## THE REQUEST
Return the records word for word. Any pictures in them are not part of the copy.

## MATERIAL SHOWN
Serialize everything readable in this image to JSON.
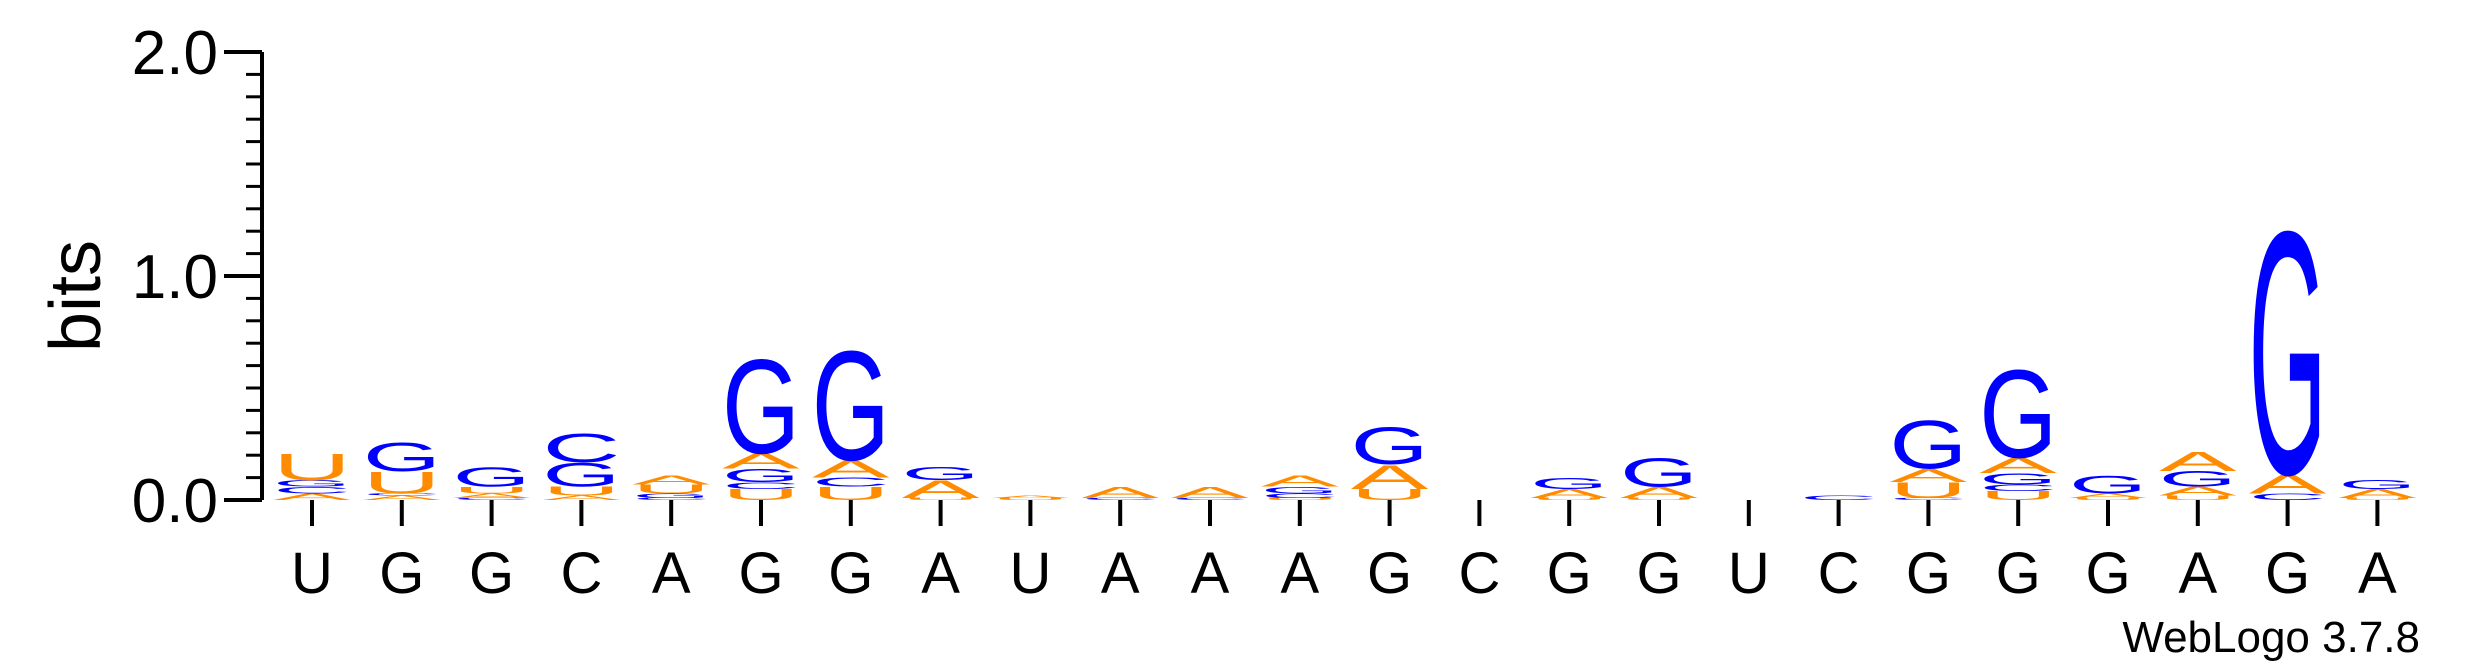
{
  "chart_data": {
    "type": "sequence-logo",
    "ylabel": "bits",
    "ylim": [
      0,
      2.0
    ],
    "yticks": [
      "0.0",
      "1.0",
      "2.0"
    ],
    "xticks": [
      "U",
      "G",
      "G",
      "C",
      "A",
      "G",
      "G",
      "A",
      "U",
      "A",
      "A",
      "A",
      "G",
      "C",
      "G",
      "G",
      "U",
      "C",
      "G",
      "G",
      "G",
      "A",
      "G",
      "A"
    ],
    "credit": "WebLogo 3.7.8",
    "colors": {
      "A": "#ff8c00",
      "U": "#ff8c00",
      "G": "#0000ff",
      "C": "#0000ff"
    },
    "positions": [
      [
        [
          "A",
          0.03
        ],
        [
          "C",
          0.03
        ],
        [
          "G",
          0.03
        ],
        [
          "U",
          0.12
        ]
      ],
      [
        [
          "A",
          0.02
        ],
        [
          "C",
          0.01
        ],
        [
          "U",
          0.1
        ],
        [
          "G",
          0.13
        ]
      ],
      [
        [
          "C",
          0.01
        ],
        [
          "A",
          0.02
        ],
        [
          "U",
          0.03
        ],
        [
          "G",
          0.09
        ]
      ],
      [
        [
          "A",
          0.02
        ],
        [
          "U",
          0.04
        ],
        [
          "G",
          0.11
        ],
        [
          "C",
          0.13
        ]
      ],
      [
        [
          "C",
          0.01
        ],
        [
          "G",
          0.02
        ],
        [
          "U",
          0.04
        ],
        [
          "A",
          0.04
        ]
      ],
      [
        [
          "U",
          0.05
        ],
        [
          "C",
          0.03
        ],
        [
          "G",
          0.06
        ],
        [
          "A",
          0.07
        ],
        [
          "G",
          0.43
        ]
      ],
      [
        [
          "U",
          0.06
        ],
        [
          "C",
          0.04
        ],
        [
          "A",
          0.08
        ],
        [
          "G",
          0.5
        ]
      ],
      [
        [
          "U",
          0.01
        ],
        [
          "A",
          0.08
        ],
        [
          "G",
          0.06
        ]
      ],
      [
        [
          "U",
          0.01
        ],
        [
          "A",
          0.01
        ]
      ],
      [
        [
          "C",
          0.01
        ],
        [
          "A",
          0.05
        ]
      ],
      [
        [
          "C",
          0.01
        ],
        [
          "A",
          0.05
        ]
      ],
      [
        [
          "U",
          0.01
        ],
        [
          "C",
          0.02
        ],
        [
          "G",
          0.03
        ],
        [
          "A",
          0.05
        ]
      ],
      [
        [
          "U",
          0.05
        ],
        [
          "A",
          0.11
        ],
        [
          "G",
          0.17
        ]
      ],
      [],
      [
        [
          "U",
          0.01
        ],
        [
          "A",
          0.04
        ],
        [
          "G",
          0.05
        ]
      ],
      [
        [
          "U",
          0.01
        ],
        [
          "A",
          0.05
        ],
        [
          "G",
          0.13
        ]
      ],
      [],
      [
        [
          "C",
          0.02
        ]
      ],
      [
        [
          "C",
          0.01
        ],
        [
          "U",
          0.07
        ],
        [
          "A",
          0.06
        ],
        [
          "G",
          0.22
        ]
      ],
      [
        [
          "U",
          0.04
        ],
        [
          "C",
          0.03
        ],
        [
          "G",
          0.05
        ],
        [
          "A",
          0.07
        ],
        [
          "G",
          0.4
        ]
      ],
      [
        [
          "U",
          0.01
        ],
        [
          "A",
          0.02
        ],
        [
          "G",
          0.08
        ]
      ],
      [
        [
          "U",
          0.02
        ],
        [
          "A",
          0.04
        ],
        [
          "G",
          0.07
        ],
        [
          "A",
          0.09
        ]
      ],
      [
        [
          "C",
          0.03
        ],
        [
          "A",
          0.09
        ],
        [
          "G",
          1.11
        ]
      ],
      [
        [
          "U",
          0.01
        ],
        [
          "A",
          0.04
        ],
        [
          "G",
          0.04
        ]
      ]
    ]
  }
}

## TASK RESULT
Serialize everything readable in this image to JSON.
{
  "chart_data": {
    "type": "sequence-logo",
    "ylabel": "bits",
    "ylim": [
      0,
      2.0
    ],
    "yticks": [
      "0.0",
      "1.0",
      "2.0"
    ],
    "xticks": [
      "U",
      "G",
      "G",
      "C",
      "A",
      "G",
      "G",
      "A",
      "U",
      "A",
      "A",
      "A",
      "G",
      "C",
      "G",
      "G",
      "U",
      "C",
      "G",
      "G",
      "G",
      "A",
      "G",
      "A"
    ],
    "credit": "WebLogo 3.7.8",
    "colors": {
      "A": "#ff8c00",
      "U": "#ff8c00",
      "G": "#0000ff",
      "C": "#0000ff"
    },
    "positions": [
      [
        [
          "A",
          0.03
        ],
        [
          "C",
          0.03
        ],
        [
          "G",
          0.03
        ],
        [
          "U",
          0.12
        ]
      ],
      [
        [
          "A",
          0.02
        ],
        [
          "C",
          0.01
        ],
        [
          "U",
          0.1
        ],
        [
          "G",
          0.13
        ]
      ],
      [
        [
          "C",
          0.01
        ],
        [
          "A",
          0.02
        ],
        [
          "U",
          0.03
        ],
        [
          "G",
          0.09
        ]
      ],
      [
        [
          "A",
          0.02
        ],
        [
          "U",
          0.04
        ],
        [
          "G",
          0.11
        ],
        [
          "C",
          0.13
        ]
      ],
      [
        [
          "C",
          0.01
        ],
        [
          "G",
          0.02
        ],
        [
          "U",
          0.04
        ],
        [
          "A",
          0.04
        ]
      ],
      [
        [
          "U",
          0.05
        ],
        [
          "C",
          0.03
        ],
        [
          "G",
          0.06
        ],
        [
          "A",
          0.07
        ],
        [
          "G",
          0.43
        ]
      ],
      [
        [
          "U",
          0.06
        ],
        [
          "C",
          0.04
        ],
        [
          "A",
          0.08
        ],
        [
          "G",
          0.5
        ]
      ],
      [
        [
          "U",
          0.01
        ],
        [
          "A",
          0.08
        ],
        [
          "G",
          0.06
        ]
      ],
      [
        [
          "U",
          0.01
        ],
        [
          "A",
          0.01
        ]
      ],
      [
        [
          "C",
          0.01
        ],
        [
          "A",
          0.05
        ]
      ],
      [
        [
          "C",
          0.01
        ],
        [
          "A",
          0.05
        ]
      ],
      [
        [
          "U",
          0.01
        ],
        [
          "C",
          0.02
        ],
        [
          "G",
          0.03
        ],
        [
          "A",
          0.05
        ]
      ],
      [
        [
          "U",
          0.05
        ],
        [
          "A",
          0.11
        ],
        [
          "G",
          0.17
        ]
      ],
      [],
      [
        [
          "U",
          0.01
        ],
        [
          "A",
          0.04
        ],
        [
          "G",
          0.05
        ]
      ],
      [
        [
          "U",
          0.01
        ],
        [
          "A",
          0.05
        ],
        [
          "G",
          0.13
        ]
      ],
      [],
      [
        [
          "C",
          0.02
        ]
      ],
      [
        [
          "C",
          0.01
        ],
        [
          "U",
          0.07
        ],
        [
          "A",
          0.06
        ],
        [
          "G",
          0.22
        ]
      ],
      [
        [
          "U",
          0.04
        ],
        [
          "C",
          0.03
        ],
        [
          "G",
          0.05
        ],
        [
          "A",
          0.07
        ],
        [
          "G",
          0.4
        ]
      ],
      [
        [
          "U",
          0.01
        ],
        [
          "A",
          0.02
        ],
        [
          "G",
          0.08
        ]
      ],
      [
        [
          "U",
          0.02
        ],
        [
          "A",
          0.04
        ],
        [
          "G",
          0.07
        ],
        [
          "A",
          0.09
        ]
      ],
      [
        [
          "C",
          0.03
        ],
        [
          "A",
          0.09
        ],
        [
          "G",
          1.11
        ]
      ],
      [
        [
          "U",
          0.01
        ],
        [
          "A",
          0.04
        ],
        [
          "G",
          0.04
        ]
      ]
    ]
  }
}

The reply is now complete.